* _JOB A_: List the names of all the distinct posters in the forum thread about the hatching mantis ooth.
* _JOB B_: Duplicate the portion of the mantis ooth forum thread starting with "## Monkey King" and going on through "Rick (May 22, 2007)".
* _JOB C_: Go on with the forum thread about the hatching mantis ooth from the point where it stops.

* _PASSAGE TO READ_:
## Start

# help! :(



## luketheluke (May 22, 2007)

my religosa ooth is trying to hatch 2 mantids have tried and got half out then by the looks of things dried up and died  is there anything i can do to make sure the others dont do this? i put a wet tissue at the bottom of the container will that help?


----------



## ellroy (May 22, 2007)

Thats probably the best you can do, are they near a heat source?


----------



## luketheluke (May 22, 2007)

they are ontop of my tortoise tank, its not to warm there though just like 2 degrees over room temp maybe that is to hot?


----------



## ellroy (May 22, 2007)

I don't know but if they are drying out that quick I would do what you can to reduce the temp


----------



## Monkey King (May 22, 2007)

When my spiderlings have trouble molting due to dryness I place them in the bathroom and steam it up a little with the shower and kep the door shut. This always works to keep them moist and warm enough to keep the metabolic rate up high enough to finish the job. I'm new to mantids so I do not know if this will work for them during an ooth hatch but I wanted to suggest it just in case it could help you.


----------



## Rick (May 22, 2007)

They should not need a heat source. Mist the insides of the container lightly and make sure the towel is moist.


----------



## Orin (May 22, 2007)

The ootheca was kept too dry. Moisture may help but it's not likely much can be done at this point.

## End

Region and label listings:
## Start

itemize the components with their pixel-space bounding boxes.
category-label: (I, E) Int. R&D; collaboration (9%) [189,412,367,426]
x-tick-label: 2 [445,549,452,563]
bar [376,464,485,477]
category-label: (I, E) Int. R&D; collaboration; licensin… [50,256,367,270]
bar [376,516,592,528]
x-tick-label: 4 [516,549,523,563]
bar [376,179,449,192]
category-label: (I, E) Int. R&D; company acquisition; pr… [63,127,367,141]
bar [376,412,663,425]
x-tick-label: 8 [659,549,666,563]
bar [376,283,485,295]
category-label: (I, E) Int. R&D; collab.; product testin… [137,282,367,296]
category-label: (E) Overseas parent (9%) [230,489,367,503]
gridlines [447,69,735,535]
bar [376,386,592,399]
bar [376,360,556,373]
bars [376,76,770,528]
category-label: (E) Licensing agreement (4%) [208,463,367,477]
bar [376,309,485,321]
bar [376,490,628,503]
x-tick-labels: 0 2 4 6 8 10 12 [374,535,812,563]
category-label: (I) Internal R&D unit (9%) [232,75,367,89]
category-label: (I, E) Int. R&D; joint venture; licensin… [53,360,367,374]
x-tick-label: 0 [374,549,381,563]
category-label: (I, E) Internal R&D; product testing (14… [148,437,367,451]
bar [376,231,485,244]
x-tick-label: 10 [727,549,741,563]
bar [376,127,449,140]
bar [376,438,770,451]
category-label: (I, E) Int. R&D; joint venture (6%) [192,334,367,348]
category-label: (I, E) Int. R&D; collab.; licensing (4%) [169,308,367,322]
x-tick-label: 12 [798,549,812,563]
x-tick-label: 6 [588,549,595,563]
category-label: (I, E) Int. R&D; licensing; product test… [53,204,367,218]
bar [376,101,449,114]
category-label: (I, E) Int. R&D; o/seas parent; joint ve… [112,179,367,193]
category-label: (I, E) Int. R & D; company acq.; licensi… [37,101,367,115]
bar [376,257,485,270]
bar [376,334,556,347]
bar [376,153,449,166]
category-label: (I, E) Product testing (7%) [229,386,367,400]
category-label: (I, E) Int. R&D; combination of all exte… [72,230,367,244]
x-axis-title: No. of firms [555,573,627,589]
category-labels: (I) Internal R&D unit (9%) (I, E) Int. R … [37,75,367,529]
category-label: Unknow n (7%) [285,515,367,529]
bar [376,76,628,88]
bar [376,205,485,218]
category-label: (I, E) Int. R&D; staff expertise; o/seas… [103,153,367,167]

## End

* _TASK ANSWER A_: luketheluke, ellroy, Monkey King, Rick, Orin

* _TASK ANSWER B_:
## Monkey King (May 22, 2007)

When my spiderlings have trouble molting due to dryness I place them in the bathroom and steam it up a little with the shower and kep the door shut. This always works to keep them moist and warm enough to keep the metabolic rate up high enough to finish the job. I'm new to mantids so I do not know if this will work for them during an ooth hatch but I wanted to suggest it just in case it could help you.


----------



## Rick (May 22, 2007)

* _TASK ANSWER C_:
----------



## OGIGA (May 22, 2007)

Try getting some water on the ooth itself too.


----------



## luketheluke (May 23, 2007)

thanks all for your help  i woke up just and the ooth has hatched about 35 babys so far  and they just keep coming haha


----------



## OGIGA (May 23, 2007)

Awesome


----------



## Orin (May 24, 2007)

Let us know how they do, an increase in humidity to a somewhat desiccated ootheca may cause a hatch with the immatures not living more than a week or two. If they grow the original humidity level may have been nearly adequate and you'll know next time to keep it similarly and just to increase the humidity at the end.


----------



## luketheluke (Jun 5, 2007)

2 left  both shed there skin today for the first time i really hope i can keep them alive !


----------



## Asa (Jun 5, 2007)

That's too bad. I certainly hope you can.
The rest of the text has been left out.